(Stored data)

###

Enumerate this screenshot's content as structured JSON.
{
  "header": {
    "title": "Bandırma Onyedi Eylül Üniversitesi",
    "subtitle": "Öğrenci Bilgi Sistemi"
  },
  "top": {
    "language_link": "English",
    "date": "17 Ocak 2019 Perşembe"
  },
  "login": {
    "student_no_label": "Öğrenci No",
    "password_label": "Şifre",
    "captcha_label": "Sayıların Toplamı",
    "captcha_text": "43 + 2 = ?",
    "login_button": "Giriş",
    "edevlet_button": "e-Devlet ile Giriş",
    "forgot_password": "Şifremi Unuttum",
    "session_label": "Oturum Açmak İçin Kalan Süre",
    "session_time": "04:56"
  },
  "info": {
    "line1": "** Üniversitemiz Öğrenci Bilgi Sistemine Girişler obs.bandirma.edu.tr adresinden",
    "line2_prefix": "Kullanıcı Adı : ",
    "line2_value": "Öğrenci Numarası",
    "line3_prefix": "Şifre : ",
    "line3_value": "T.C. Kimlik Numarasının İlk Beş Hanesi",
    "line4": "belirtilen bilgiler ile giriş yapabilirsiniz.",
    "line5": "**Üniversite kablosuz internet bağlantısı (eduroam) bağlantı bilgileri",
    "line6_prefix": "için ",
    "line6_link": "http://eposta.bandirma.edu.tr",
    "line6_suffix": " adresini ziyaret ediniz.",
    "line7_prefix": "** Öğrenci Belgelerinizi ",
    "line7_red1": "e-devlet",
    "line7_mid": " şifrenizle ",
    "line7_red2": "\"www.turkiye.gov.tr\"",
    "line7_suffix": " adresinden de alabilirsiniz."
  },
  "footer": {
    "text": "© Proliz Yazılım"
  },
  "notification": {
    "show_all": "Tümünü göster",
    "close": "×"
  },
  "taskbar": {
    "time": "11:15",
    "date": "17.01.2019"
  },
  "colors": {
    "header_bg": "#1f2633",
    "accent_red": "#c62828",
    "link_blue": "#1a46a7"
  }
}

###

◆ WORK TO DO
Scan the listing above. Gather each line that contains the word "date".

◆ THE SOLUTION
    "date": "17 Ocak 2019 Perşembe"
    "date": "17.01.2019"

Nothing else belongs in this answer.